## What the exercise asks:
Pick out every line holding the string "this" and copy it.

## Dataset items:
========================
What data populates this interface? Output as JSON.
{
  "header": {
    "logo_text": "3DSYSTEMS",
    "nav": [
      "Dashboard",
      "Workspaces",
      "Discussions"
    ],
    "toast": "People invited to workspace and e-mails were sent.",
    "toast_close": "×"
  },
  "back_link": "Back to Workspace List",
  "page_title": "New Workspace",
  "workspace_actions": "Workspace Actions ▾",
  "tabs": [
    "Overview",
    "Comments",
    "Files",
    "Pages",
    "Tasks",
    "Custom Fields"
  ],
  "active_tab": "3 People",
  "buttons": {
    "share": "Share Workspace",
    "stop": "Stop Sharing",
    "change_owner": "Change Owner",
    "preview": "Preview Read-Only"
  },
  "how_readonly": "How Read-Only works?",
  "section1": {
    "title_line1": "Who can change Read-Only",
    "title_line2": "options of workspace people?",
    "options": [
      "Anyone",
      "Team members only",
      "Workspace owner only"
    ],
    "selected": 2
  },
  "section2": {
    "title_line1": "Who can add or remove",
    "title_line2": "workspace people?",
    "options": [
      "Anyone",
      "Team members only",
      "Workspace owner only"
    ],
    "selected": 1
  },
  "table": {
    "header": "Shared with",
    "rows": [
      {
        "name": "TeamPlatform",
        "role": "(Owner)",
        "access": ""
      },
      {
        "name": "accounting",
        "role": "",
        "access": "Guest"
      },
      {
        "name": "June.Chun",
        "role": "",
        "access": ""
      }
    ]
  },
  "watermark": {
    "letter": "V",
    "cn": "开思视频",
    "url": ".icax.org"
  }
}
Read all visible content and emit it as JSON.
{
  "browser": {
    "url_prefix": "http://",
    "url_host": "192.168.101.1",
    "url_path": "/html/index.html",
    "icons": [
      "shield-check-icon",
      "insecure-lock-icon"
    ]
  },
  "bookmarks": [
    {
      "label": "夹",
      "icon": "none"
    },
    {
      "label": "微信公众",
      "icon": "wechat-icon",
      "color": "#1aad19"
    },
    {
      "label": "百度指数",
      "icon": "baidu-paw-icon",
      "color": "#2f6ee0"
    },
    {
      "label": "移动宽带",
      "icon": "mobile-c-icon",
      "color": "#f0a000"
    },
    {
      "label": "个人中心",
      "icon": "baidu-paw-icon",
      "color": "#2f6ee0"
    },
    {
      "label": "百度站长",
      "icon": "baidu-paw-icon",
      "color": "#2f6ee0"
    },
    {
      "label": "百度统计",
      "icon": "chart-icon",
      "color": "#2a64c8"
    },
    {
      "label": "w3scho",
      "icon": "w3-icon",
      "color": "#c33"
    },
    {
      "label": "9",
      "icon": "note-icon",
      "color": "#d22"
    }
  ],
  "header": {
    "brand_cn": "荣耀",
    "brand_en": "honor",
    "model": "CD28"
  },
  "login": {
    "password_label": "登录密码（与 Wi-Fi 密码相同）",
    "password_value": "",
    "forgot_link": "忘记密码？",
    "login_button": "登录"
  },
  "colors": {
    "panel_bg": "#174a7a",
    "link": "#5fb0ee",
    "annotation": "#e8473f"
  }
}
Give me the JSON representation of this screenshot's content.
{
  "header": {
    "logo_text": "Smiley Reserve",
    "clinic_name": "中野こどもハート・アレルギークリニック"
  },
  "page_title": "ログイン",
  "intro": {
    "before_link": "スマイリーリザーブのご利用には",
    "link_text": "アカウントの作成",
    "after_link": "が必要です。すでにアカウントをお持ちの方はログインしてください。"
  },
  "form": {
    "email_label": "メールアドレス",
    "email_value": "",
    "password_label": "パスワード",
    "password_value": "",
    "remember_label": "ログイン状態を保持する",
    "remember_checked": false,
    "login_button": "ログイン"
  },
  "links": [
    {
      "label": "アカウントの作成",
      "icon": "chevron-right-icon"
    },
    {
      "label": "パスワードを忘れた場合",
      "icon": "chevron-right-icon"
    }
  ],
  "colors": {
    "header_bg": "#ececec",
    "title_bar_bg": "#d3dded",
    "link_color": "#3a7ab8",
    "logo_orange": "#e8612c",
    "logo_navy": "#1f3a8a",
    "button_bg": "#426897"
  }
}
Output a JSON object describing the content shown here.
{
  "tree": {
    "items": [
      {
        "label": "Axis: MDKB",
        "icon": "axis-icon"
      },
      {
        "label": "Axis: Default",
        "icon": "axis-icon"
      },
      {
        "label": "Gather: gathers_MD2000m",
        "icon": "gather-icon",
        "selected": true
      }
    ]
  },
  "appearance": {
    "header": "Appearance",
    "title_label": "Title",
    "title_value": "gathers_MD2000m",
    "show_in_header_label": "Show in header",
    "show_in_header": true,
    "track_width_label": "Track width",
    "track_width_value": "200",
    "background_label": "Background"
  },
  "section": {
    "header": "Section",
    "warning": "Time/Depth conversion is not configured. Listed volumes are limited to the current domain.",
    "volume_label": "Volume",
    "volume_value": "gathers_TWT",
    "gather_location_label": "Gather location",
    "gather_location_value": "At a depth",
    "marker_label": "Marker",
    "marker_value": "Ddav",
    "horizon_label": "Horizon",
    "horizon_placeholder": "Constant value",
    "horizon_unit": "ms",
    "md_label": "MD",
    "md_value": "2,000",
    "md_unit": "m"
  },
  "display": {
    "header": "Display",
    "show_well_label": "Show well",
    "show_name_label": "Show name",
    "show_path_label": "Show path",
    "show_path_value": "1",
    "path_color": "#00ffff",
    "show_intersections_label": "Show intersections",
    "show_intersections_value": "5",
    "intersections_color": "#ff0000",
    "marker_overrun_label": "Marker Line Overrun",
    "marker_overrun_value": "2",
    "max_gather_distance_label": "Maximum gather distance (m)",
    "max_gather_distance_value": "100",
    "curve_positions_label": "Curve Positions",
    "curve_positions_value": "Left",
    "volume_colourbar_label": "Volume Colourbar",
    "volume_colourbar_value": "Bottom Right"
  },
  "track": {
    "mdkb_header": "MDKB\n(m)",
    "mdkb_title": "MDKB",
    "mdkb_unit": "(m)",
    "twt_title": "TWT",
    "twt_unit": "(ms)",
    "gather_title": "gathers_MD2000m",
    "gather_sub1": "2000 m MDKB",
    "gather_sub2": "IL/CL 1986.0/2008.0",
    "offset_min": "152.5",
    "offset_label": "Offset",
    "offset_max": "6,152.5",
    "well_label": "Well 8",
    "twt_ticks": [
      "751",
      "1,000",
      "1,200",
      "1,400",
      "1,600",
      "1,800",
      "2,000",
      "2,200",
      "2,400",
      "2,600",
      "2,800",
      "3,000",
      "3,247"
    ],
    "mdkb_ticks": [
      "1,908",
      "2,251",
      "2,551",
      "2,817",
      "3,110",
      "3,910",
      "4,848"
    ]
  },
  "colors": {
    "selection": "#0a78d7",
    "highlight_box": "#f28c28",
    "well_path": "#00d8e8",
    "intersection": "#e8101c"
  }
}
========================
## Task result:
What data populates this interface? Output as JSON.
Give me the JSON representation of this screenshot's content.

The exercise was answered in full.